*Job*. Your task is to output the entries below word for word.

*Listed entries*.
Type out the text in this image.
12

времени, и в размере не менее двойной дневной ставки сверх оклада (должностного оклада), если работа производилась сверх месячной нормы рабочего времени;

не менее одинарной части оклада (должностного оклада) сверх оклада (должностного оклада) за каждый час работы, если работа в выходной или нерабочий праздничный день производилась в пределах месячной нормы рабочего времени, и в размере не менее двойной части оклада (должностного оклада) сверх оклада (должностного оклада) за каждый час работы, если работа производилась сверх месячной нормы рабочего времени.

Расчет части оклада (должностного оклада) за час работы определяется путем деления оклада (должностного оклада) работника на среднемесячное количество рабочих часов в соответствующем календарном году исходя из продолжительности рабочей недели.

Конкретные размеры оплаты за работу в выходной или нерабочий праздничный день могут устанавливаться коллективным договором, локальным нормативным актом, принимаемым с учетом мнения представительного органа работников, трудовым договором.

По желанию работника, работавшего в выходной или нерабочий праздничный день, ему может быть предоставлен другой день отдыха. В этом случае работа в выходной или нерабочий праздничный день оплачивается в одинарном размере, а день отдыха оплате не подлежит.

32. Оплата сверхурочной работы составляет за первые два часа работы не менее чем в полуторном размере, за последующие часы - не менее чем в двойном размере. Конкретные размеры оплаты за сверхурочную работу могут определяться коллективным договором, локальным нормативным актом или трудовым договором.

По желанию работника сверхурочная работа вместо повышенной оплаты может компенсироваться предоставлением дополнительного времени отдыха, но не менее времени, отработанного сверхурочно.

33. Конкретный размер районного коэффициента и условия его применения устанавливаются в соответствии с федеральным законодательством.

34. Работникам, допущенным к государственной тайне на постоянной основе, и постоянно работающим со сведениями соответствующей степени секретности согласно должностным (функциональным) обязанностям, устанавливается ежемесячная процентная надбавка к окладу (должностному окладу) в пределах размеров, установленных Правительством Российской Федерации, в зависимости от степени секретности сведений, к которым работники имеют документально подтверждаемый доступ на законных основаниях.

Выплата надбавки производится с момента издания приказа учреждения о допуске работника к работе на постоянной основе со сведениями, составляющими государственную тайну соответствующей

*Finished answer*.
Type out the text in this image.
12

времени, и в размере не менее двойной дневной ставки сверх оклада (должностного оклада), если работа производилась сверх месячной нормы рабочего времени;

не менее одинарной части оклада (должностного оклада) сверх оклада (должностного оклада) за каждый час работы, если работа в выходной или нерабочий праздничный день производилась в пределах месячной нормы рабочего времени, и в размере не менее двойной части оклада (должностного оклада) сверх оклада (должностного оклада) за каждый час работы, если работа производилась сверх месячной нормы рабочего времени.

Расчет части оклада (должностного оклада) за час работы определяется путем деления оклада (должностного оклада) работника на среднемесячное количество рабочих часов в соответствующем календарном году исходя из продолжительности рабочей недели.

Конкретные размеры оплаты за работу в выходной или нерабочий праздничный день могут устанавливаться коллективным договором, локальным нормативным актом, принимаемым с учетом мнения представительного органа работников, трудовым договором.

По желанию работника, работавшего в выходной или нерабочий праздничный день, ему может быть предоставлен другой день отдыха. В этом случае работа в выходной или нерабочий праздничный день оплачивается в одинарном размере, а день отдыха оплате не подлежит.

32. Оплата сверхурочной работы составляет за первые два часа работы не менее чем в полуторном размере, за последующие часы - не менее чем в двойном размере. Конкретные размеры оплаты за сверхурочную работу могут определяться коллективным договором, локальным нормативным актом или трудовым договором.

По желанию работника сверхурочная работа вместо повышенной оплаты может компенсироваться предоставлением дополнительного времени отдыха, но не менее времени, отработанного сверхурочно.

33. Конкретный размер районного коэффициента и условия его применения устанавливаются в соответствии с федеральным законодательством.

34. Работникам, допущенным к государственной тайне на постоянной основе, и постоянно работающим со сведениями соответствующей степени секретности согласно должностным (функциональным) обязанностям, устанавливается ежемесячная процентная надбавка к окладу (должностному окладу) в пределах размеров, установленных Правительством Российской Федерации, в зависимости от степени секретности сведений, к которым работники имеют документально подтверждаемый доступ на законных основаниях.

Выплата надбавки производится с момента издания приказа учреждения о допуске работника к работе на постоянной основе со сведениями, составляющими государственную тайну соответствующей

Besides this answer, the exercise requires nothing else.